Pflege von Angehörigen
Steuervorteil nur bei abgetrennter Wohnung

Pflegebedürftigkeit rechtfertigt keine Ausnahme von geltenden Steuerregeln. Das musste ein Ehepaar vor Gericht erfahren.

Das Ehepaar nahm den pflegebedürftigen Vater des Mannes bei sich auf, ließ ihn aber Miete zahlen. Als die beiden ihre Ausgaben, etwa für den pflegegerechten Umbau seines Zimmers, von den Mieteinkünften abziehen wollten, lehnte das Finanzamt ab: Das Mietverhältnis könne steuerlich nicht anerkannt werden, weil der Vater im selben Haushalt und nicht in einer "abgetrennten Wohnung" lebe.

★ ★ ★ ★ ★ ★ ★

(ANFORDERUNG 1)
Zum Auszug über die Pflege von Angehörigen:
(a) Wen nahm das Ehepaar bei sich auf?
(b) Welche Ausgabe wird als Beispiel für das genannt, was die beiden von den Mieteinkünften abziehen wollten?
(c) Mit welcher Begründung erkannte das Finanzamt das Mietverhältnis nicht an?
(ANFORDERUNG 2) Erweitern Sie den Auszug über die Pflege von Angehörigen um eine Fortsetzung, die an seinen letzten Satz anschließt.
Die Einträge stammen aus einer anderen Quelle.

★ ★ ★ ★ ★ ★ ★

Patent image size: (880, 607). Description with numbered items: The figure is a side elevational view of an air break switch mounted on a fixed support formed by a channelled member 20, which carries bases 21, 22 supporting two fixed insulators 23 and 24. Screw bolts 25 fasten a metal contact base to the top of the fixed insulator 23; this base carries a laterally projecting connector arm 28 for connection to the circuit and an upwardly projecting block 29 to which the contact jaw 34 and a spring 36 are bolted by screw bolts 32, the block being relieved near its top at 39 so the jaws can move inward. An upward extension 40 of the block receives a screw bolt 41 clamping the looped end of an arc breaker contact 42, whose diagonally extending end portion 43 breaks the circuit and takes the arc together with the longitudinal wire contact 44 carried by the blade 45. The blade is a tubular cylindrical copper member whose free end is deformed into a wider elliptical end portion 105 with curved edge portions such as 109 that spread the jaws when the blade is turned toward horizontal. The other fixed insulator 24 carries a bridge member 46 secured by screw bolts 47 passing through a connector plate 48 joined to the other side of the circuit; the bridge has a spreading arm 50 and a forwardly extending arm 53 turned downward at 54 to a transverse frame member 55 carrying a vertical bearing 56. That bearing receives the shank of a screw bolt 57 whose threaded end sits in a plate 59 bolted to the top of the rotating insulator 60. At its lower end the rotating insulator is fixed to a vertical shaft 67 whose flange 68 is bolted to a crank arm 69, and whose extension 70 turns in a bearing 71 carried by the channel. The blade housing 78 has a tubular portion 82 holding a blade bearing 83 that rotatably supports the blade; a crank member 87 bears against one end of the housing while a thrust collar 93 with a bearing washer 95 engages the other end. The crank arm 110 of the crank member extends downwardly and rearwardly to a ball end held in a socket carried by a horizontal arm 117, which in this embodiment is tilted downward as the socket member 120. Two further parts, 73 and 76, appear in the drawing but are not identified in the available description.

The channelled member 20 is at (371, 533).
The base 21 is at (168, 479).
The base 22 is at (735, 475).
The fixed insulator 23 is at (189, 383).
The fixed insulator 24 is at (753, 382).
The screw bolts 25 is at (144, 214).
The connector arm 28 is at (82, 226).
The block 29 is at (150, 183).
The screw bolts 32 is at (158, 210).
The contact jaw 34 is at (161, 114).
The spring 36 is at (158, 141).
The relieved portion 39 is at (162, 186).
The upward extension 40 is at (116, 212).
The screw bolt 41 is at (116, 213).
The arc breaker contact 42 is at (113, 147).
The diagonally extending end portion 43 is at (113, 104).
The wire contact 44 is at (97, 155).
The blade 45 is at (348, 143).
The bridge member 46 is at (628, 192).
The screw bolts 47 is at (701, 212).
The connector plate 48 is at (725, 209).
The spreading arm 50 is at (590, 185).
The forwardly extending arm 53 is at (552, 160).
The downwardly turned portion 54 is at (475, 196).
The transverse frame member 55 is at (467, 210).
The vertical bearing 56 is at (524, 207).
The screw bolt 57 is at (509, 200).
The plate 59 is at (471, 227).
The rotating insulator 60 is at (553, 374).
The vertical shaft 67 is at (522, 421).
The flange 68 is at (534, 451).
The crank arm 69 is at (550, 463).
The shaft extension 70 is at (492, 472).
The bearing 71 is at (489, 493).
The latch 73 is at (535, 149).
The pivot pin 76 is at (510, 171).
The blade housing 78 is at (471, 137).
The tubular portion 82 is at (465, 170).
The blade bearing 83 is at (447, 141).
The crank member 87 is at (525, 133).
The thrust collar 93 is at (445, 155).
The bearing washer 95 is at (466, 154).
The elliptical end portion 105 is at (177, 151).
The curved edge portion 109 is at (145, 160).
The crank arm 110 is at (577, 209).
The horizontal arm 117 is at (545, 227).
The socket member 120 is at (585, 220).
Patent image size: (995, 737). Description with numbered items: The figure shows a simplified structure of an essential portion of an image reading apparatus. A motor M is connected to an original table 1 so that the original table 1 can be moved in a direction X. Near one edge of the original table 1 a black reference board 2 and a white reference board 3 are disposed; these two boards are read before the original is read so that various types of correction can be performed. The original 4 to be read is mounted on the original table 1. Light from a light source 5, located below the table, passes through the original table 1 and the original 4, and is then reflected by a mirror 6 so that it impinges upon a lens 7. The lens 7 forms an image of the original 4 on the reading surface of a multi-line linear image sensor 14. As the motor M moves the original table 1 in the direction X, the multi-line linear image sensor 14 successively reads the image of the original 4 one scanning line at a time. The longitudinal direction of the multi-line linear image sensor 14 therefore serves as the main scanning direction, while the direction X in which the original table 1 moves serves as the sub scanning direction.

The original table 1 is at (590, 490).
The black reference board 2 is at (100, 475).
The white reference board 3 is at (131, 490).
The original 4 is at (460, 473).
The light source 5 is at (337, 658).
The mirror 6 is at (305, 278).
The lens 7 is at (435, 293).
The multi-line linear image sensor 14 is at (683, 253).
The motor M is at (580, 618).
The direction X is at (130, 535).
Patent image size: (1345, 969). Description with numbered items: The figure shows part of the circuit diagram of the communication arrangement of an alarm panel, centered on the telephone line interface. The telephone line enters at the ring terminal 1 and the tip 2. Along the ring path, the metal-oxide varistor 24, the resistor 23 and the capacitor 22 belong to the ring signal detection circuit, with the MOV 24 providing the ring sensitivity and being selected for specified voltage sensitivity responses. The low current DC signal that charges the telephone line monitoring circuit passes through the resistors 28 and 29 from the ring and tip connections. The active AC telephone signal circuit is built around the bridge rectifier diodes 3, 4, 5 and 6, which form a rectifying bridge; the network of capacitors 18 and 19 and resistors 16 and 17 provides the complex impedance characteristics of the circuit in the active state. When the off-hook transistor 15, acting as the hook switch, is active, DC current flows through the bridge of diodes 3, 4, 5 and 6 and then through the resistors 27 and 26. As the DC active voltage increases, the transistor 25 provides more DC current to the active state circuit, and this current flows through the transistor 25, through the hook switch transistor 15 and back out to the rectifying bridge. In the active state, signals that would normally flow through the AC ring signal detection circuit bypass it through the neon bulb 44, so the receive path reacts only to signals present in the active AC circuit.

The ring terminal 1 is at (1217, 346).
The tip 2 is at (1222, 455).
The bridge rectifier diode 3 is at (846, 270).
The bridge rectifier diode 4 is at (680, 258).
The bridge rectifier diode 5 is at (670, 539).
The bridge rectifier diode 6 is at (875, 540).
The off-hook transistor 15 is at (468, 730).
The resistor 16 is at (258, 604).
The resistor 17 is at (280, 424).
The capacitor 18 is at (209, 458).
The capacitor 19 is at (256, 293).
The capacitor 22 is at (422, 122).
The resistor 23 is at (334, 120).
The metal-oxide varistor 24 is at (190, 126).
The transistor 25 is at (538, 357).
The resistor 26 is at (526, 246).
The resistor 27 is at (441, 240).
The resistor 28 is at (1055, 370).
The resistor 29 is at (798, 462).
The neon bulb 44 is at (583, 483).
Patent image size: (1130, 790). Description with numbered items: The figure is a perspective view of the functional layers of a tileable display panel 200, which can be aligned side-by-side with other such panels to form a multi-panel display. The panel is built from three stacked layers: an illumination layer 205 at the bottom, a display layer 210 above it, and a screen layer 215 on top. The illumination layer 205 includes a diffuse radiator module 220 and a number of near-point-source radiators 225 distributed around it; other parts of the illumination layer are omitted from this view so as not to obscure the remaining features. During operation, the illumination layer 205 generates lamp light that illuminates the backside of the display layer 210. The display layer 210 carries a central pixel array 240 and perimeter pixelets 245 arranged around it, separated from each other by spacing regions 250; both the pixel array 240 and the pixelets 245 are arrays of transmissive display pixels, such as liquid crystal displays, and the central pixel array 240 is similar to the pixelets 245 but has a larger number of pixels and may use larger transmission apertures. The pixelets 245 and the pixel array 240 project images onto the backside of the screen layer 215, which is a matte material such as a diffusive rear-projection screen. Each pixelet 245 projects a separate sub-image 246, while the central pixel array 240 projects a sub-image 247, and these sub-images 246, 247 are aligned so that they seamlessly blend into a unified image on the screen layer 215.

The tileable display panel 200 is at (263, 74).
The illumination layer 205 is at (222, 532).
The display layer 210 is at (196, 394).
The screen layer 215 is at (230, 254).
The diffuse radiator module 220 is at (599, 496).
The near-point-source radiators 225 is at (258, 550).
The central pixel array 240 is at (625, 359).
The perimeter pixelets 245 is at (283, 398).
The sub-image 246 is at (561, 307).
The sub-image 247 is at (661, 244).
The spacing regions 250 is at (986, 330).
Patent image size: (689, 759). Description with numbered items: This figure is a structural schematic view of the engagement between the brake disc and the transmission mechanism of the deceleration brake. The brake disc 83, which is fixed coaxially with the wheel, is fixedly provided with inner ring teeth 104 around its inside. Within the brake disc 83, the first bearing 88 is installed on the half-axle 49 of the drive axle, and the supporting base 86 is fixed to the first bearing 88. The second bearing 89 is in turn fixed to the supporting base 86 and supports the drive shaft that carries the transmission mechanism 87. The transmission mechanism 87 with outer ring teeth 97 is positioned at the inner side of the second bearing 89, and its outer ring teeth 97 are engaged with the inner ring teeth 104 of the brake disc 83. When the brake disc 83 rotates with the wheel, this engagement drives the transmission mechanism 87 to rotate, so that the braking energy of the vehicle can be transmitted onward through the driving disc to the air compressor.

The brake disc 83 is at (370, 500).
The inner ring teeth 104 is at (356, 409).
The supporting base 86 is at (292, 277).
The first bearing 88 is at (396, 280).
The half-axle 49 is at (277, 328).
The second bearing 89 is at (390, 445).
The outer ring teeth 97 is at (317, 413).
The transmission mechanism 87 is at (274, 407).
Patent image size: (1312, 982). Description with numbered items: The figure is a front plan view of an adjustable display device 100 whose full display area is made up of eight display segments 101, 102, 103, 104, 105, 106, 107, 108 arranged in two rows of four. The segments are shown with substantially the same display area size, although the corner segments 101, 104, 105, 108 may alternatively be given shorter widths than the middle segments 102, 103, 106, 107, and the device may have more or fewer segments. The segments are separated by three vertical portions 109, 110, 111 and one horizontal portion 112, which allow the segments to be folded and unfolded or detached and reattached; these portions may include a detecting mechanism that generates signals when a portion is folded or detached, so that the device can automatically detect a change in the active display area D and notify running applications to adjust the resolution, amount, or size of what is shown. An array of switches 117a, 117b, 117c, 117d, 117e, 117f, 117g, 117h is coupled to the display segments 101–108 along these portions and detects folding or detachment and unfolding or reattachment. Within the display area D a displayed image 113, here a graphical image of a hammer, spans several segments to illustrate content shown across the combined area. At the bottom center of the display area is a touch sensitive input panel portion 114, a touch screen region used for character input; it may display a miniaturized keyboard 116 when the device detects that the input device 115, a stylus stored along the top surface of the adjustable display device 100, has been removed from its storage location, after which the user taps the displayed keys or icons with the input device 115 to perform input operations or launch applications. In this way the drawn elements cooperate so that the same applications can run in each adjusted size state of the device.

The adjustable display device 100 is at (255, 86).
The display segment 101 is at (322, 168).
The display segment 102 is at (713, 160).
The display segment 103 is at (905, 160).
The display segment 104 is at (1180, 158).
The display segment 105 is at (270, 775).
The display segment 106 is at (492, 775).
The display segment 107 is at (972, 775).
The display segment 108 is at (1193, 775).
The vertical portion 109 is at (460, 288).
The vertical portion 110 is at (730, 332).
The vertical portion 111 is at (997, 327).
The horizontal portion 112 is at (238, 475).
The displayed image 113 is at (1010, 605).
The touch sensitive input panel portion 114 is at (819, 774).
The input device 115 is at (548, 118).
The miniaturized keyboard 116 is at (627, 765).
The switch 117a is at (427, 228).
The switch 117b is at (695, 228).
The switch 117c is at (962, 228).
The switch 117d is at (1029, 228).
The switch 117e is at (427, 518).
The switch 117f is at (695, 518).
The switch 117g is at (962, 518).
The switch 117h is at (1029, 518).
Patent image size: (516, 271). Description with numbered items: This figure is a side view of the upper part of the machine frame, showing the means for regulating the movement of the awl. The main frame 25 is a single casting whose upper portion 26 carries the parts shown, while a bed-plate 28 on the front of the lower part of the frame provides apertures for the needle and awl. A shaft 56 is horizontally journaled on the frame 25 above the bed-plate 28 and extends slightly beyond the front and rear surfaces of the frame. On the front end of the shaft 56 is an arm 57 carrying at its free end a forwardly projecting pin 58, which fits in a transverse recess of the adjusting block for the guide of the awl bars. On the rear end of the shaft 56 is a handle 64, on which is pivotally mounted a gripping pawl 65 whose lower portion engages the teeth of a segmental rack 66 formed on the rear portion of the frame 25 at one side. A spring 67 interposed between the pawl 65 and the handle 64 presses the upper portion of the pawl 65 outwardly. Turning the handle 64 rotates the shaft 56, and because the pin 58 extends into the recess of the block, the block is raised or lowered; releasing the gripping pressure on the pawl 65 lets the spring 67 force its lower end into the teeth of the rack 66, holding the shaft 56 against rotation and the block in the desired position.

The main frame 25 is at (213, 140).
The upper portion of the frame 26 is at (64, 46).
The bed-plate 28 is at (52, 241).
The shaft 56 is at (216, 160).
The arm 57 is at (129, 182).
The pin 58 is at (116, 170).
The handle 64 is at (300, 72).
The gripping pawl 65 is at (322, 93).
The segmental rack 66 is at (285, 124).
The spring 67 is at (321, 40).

★ ★ ★ ★ ★ ★ ★

(ANTWORT 1)
(a) Den pflegebedürftigen Vater des Mannes.
(b) Den pflegegerechten Umbau seines Zimmers.
(c) Der Vater lebe im selben Haushalt und nicht in einer "abgetrennten Wohnung".

(ANTWORT 2)
Das Paar widersprach: Bei pflegebedürftigen Mietern könne diese Anforderung nicht erfüllt werden, da sie jederzeit gut erreichbar sein müssten. Deshalb müsse der Steuervorteil in diesem Fall trotzdem gewährt werden, sonst sei das eine verfassungswidrige Benachteiligung von Behinderten. Nein, sagte der Bundesfinanzhof und stellte klar: Für alle Vermieter gelten dieselben Steuerregeln - auch wenn ihre Mieter pflegebedürftig sind (IX B 50/07).